Banisters are an elegant addition to any staircase. They provide safety, divide areas in a home and add style to the home's decor. Wooden slats on the banister endure some wear and break from time to time. When they need to be replaced, the orientation of the banister and the stairs can make it a tricky job. Knowing the right way to remove and replace a wooden slat can save time and damage to even the most complicated banister.
Remove the broken banister slat. If the broken slat, also called a spindle, is hanging free, pry the top and bottom away from the banister with a pry bar. If the spindle is partially broken, saw it in half with a small saw like a coping saw before removing.
Purchase a replacement spindle. Spindles vary widely in their shape, size, and material, but most kinds can be purchased or duplicated to match the original spindle. It is important to match the shape, size, and material exactly. Bringing the broken spindle to a hardware or woodworking store will help find a match.
Measure and mark the angle of the banister on the new spindle.
Cut the angle measured in Step 3 from the top and bottom of the replacement spindle. This will ensure the spindle can slide into place between the handrail and the stair.
Match the finish of the spindle with the original using stain or paint. Allow the spindle to completely dry according to manufacturer instructions.

- **TASK REQUIREMENTS**:
A. In the banister repair steps, copy everything from "Measure and mark" down to "to manufacturer instructions.", swapping "spindle" for "baluster".
B. According to the banister repair steps, what kind of saw can be used to cut a partially broken spindle in half?

- **DATA SECTION**:
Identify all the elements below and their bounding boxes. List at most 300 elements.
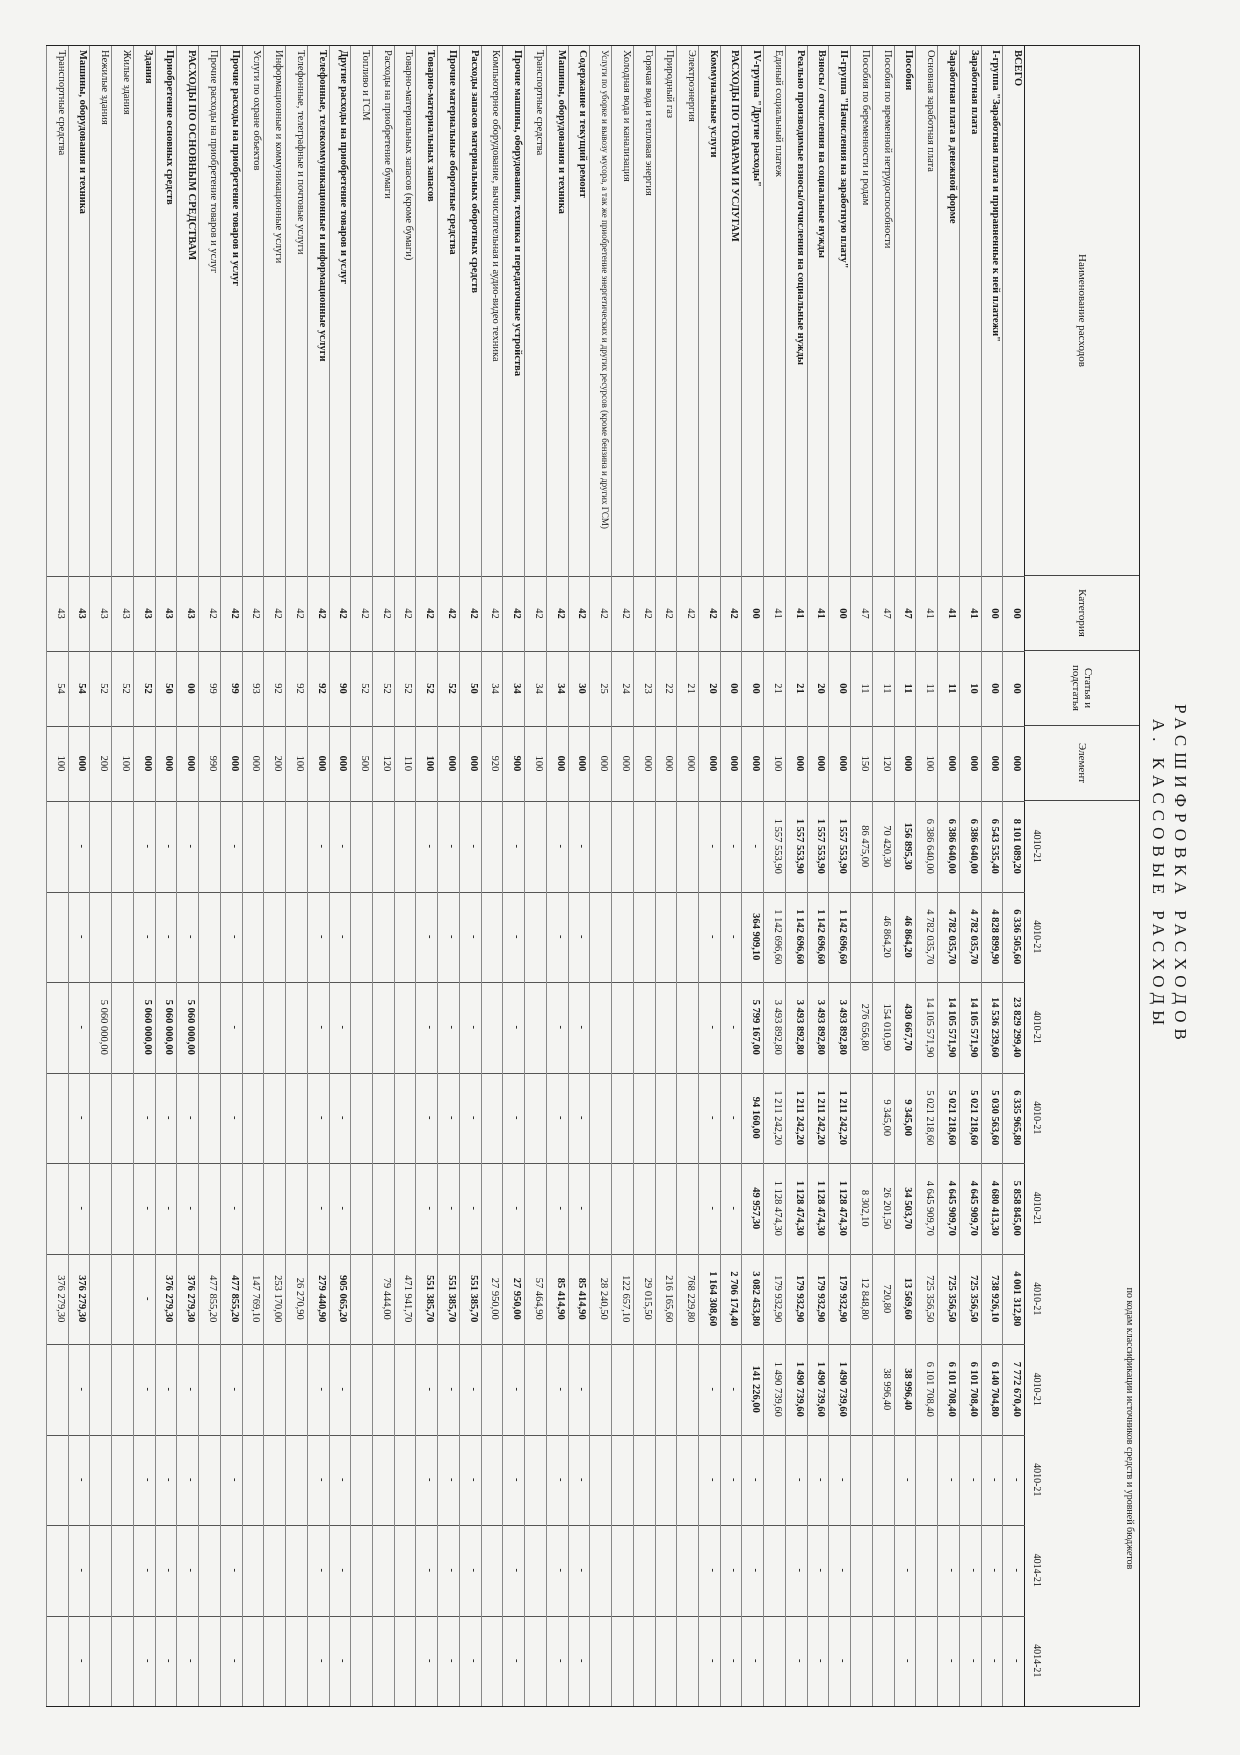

- **RESPONSES BY TASK**:
A.
Measure and mark the angle of the banister on the new baluster.
Cut the angle measured in Step 3 from the top and bottom of the replacement baluster. This will ensure the baluster can slide into place between the handrail and the stair.
Match the finish of the baluster with the original using stain or paint. Allow the baluster to completely dry according to manufacturer instructions.

B. A small saw like a coping saw.